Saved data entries
::::
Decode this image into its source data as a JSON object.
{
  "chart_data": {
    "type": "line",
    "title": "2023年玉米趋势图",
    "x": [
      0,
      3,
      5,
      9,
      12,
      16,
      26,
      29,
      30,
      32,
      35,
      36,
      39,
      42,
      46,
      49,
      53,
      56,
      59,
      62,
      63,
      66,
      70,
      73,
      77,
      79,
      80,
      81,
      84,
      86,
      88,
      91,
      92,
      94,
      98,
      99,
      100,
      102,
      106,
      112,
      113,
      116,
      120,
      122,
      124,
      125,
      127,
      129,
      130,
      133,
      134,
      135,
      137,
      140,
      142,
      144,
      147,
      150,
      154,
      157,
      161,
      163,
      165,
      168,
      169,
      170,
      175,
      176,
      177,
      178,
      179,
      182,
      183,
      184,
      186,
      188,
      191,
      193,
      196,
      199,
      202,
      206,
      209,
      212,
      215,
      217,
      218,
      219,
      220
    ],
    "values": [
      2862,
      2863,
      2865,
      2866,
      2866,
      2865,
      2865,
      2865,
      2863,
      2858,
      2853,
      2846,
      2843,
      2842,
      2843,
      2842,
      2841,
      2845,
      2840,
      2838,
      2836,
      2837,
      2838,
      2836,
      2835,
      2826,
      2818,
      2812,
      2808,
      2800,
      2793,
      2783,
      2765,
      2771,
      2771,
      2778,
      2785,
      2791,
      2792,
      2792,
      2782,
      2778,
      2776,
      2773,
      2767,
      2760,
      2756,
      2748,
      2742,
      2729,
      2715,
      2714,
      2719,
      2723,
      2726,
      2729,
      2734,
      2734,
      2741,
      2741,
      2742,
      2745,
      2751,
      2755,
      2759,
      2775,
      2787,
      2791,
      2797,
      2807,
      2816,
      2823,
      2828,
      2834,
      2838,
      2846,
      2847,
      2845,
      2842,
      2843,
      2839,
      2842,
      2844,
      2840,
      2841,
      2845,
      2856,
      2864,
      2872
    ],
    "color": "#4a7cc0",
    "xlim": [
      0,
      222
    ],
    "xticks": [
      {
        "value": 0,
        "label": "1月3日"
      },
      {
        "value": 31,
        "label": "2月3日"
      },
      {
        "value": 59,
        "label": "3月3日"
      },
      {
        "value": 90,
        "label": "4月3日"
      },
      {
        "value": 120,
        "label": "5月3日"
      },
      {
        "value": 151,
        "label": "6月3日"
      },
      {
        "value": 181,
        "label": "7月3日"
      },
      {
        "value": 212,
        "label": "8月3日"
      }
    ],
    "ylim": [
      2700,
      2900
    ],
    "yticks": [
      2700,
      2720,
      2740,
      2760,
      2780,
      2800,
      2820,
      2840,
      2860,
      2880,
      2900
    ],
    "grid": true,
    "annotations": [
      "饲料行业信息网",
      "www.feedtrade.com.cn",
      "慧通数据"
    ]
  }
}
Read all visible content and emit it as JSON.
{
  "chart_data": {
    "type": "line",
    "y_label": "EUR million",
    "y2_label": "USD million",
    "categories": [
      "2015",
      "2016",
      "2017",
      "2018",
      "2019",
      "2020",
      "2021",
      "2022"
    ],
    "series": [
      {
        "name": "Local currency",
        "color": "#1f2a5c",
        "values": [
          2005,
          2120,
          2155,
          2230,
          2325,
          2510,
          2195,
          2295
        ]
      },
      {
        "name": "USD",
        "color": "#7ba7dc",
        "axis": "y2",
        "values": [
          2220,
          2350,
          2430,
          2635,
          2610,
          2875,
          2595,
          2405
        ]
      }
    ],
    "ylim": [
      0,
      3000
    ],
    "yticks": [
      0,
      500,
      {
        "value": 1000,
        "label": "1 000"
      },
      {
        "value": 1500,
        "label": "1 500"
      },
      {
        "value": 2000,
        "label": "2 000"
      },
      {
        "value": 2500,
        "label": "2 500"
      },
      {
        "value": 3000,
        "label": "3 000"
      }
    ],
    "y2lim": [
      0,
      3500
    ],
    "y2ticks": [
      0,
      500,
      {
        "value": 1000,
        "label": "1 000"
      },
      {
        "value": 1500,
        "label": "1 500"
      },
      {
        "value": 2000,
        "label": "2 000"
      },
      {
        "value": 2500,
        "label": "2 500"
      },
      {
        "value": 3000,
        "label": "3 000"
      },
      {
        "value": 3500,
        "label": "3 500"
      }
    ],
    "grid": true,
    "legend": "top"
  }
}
::::
• _Required work_
Print the material once more, exactly.

• _Exercise answer_
Decode this image into its source data as a JSON object.
{
  "chart_data": {
    "type": "line",
    "title": "2023年玉米趋势图",
    "x": [
      0,
      3,
      5,
      9,
      12,
      16,
      26,
      29,
      30,
      32,
      35,
      36,
      39,
      42,
      46,
      49,
      53,
      56,
      59,
      62,
      63,
      66,
      70,
      73,
      77,
      79,
      80,
      81,
      84,
      86,
      88,
      91,
      92,
      94,
      98,
      99,
      100,
      102,
      106,
      112,
      113,
      116,
      120,
      122,
      124,
      125,
      127,
      129,
      130,
      133,
      134,
      135,
      137,
      140,
      142,
      144,
      147,
      150,
      154,
      157,
      161,
      163,
      165,
      168,
      169,
      170,
      175,
      176,
      177,
      178,
      179,
      182,
      183,
      184,
      186,
      188,
      191,
      193,
      196,
      199,
      202,
      206,
      209,
      212,
      215,
      217,
      218,
      219,
      220
    ],
    "values": [
      2862,
      2863,
      2865,
      2866,
      2866,
      2865,
      2865,
      2865,
      2863,
      2858,
      2853,
      2846,
      2843,
      2842,
      2843,
      2842,
      2841,
      2845,
      2840,
      2838,
      2836,
      2837,
      2838,
      2836,
      2835,
      2826,
      2818,
      2812,
      2808,
      2800,
      2793,
      2783,
      2765,
      2771,
      2771,
      2778,
      2785,
      2791,
      2792,
      2792,
      2782,
      2778,
      2776,
      2773,
      2767,
      2760,
      2756,
      2748,
      2742,
      2729,
      2715,
      2714,
      2719,
      2723,
      2726,
      2729,
      2734,
      2734,
      2741,
      2741,
      2742,
      2745,
      2751,
      2755,
      2759,
      2775,
      2787,
      2791,
      2797,
      2807,
      2816,
      2823,
      2828,
      2834,
      2838,
      2846,
      2847,
      2845,
      2842,
      2843,
      2839,
      2842,
      2844,
      2840,
      2841,
      2845,
      2856,
      2864,
      2872
    ],
    "color": "#4a7cc0",
    "xlim": [
      0,
      222
    ],
    "xticks": [
      {
        "value": 0,
        "label": "1月3日"
      },
      {
        "value": 31,
        "label": "2月3日"
      },
      {
        "value": 59,
        "label": "3月3日"
      },
      {
        "value": 90,
        "label": "4月3日"
      },
      {
        "value": 120,
        "label": "5月3日"
      },
      {
        "value": 151,
        "label": "6月3日"
      },
      {
        "value": 181,
        "label": "7月3日"
      },
      {
        "value": 212,
        "label": "8月3日"
      }
    ],
    "ylim": [
      2700,
      2900
    ],
    "yticks": [
      2700,
      2720,
      2740,
      2760,
      2780,
      2800,
      2820,
      2840,
      2860,
      2880,
      2900
    ],
    "grid": true,
    "annotations": [
      "饲料行业信息网",
      "www.feedtrade.com.cn",
      "慧通数据"
    ]
  }
}
Read all visible content and emit it as JSON.
{
  "chart_data": {
    "type": "line",
    "y_label": "EUR million",
    "y2_label": "USD million",
    "categories": [
      "2015",
      "2016",
      "2017",
      "2018",
      "2019",
      "2020",
      "2021",
      "2022"
    ],
    "series": [
      {
        "name": "Local currency",
        "color": "#1f2a5c",
        "values": [
          2005,
          2120,
          2155,
          2230,
          2325,
          2510,
          2195,
          2295
        ]
      },
      {
        "name": "USD",
        "color": "#7ba7dc",
        "axis": "y2",
        "values": [
          2220,
          2350,
          2430,
          2635,
          2610,
          2875,
          2595,
          2405
        ]
      }
    ],
    "ylim": [
      0,
      3000
    ],
    "yticks": [
      0,
      500,
      {
        "value": 1000,
        "label": "1 000"
      },
      {
        "value": 1500,
        "label": "1 500"
      },
      {
        "value": 2000,
        "label": "2 000"
      },
      {
        "value": 2500,
        "label": "2 500"
      },
      {
        "value": 3000,
        "label": "3 000"
      }
    ],
    "y2lim": [
      0,
      3500
    ],
    "y2ticks": [
      0,
      500,
      {
        "value": 1000,
        "label": "1 000"
      },
      {
        "value": 1500,
        "label": "1 500"
      },
      {
        "value": 2000,
        "label": "2 000"
      },
      {
        "value": 2500,
        "label": "2 500"
      },
      {
        "value": 3000,
        "label": "3 000"
      },
      {
        "value": 3500,
        "label": "3 500"
      }
    ],
    "grid": true,
    "legend": "top"
  }
}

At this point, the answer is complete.